GOAL OF THE EXERCISE:
Each line below is to be written out in full, exactly as shown.

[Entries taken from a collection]
/---

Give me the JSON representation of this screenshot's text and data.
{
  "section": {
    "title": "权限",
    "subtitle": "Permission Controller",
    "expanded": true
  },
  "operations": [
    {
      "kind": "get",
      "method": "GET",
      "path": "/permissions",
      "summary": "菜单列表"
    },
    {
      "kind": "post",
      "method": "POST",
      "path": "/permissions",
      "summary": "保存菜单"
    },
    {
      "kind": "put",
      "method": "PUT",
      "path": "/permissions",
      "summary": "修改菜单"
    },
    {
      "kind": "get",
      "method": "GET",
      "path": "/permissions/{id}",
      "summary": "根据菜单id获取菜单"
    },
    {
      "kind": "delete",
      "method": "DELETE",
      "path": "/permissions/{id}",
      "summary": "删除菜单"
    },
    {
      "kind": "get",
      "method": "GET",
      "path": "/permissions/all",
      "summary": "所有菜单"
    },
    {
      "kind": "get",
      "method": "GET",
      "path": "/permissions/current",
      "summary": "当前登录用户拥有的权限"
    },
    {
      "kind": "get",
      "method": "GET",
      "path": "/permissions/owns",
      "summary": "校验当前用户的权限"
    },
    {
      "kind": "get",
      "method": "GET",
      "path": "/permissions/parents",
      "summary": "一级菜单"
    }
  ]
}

\---

PROBLEM SOLUTION:
Give me the JSON representation of this screenshot's text and data.
{
  "section": {
    "title": "权限",
    "subtitle": "Permission Controller",
    "expanded": true
  },
  "operations": [
    {
      "kind": "get",
      "method": "GET",
      "path": "/permissions",
      "summary": "菜单列表"
    },
    {
      "kind": "post",
      "method": "POST",
      "path": "/permissions",
      "summary": "保存菜单"
    },
    {
      "kind": "put",
      "method": "PUT",
      "path": "/permissions",
      "summary": "修改菜单"
    },
    {
      "kind": "get",
      "method": "GET",
      "path": "/permissions/{id}",
      "summary": "根据菜单id获取菜单"
    },
    {
      "kind": "delete",
      "method": "DELETE",
      "path": "/permissions/{id}",
      "summary": "删除菜单"
    },
    {
      "kind": "get",
      "method": "GET",
      "path": "/permissions/all",
      "summary": "所有菜单"
    },
    {
      "kind": "get",
      "method": "GET",
      "path": "/permissions/current",
      "summary": "当前登录用户拥有的权限"
    },
    {
      "kind": "get",
      "method": "GET",
      "path": "/permissions/owns",
      "summary": "校验当前用户的权限"
    },
    {
      "kind": "get",
      "method": "GET",
      "path": "/permissions/parents",
      "summary": "一级菜单"
    }
  ]
}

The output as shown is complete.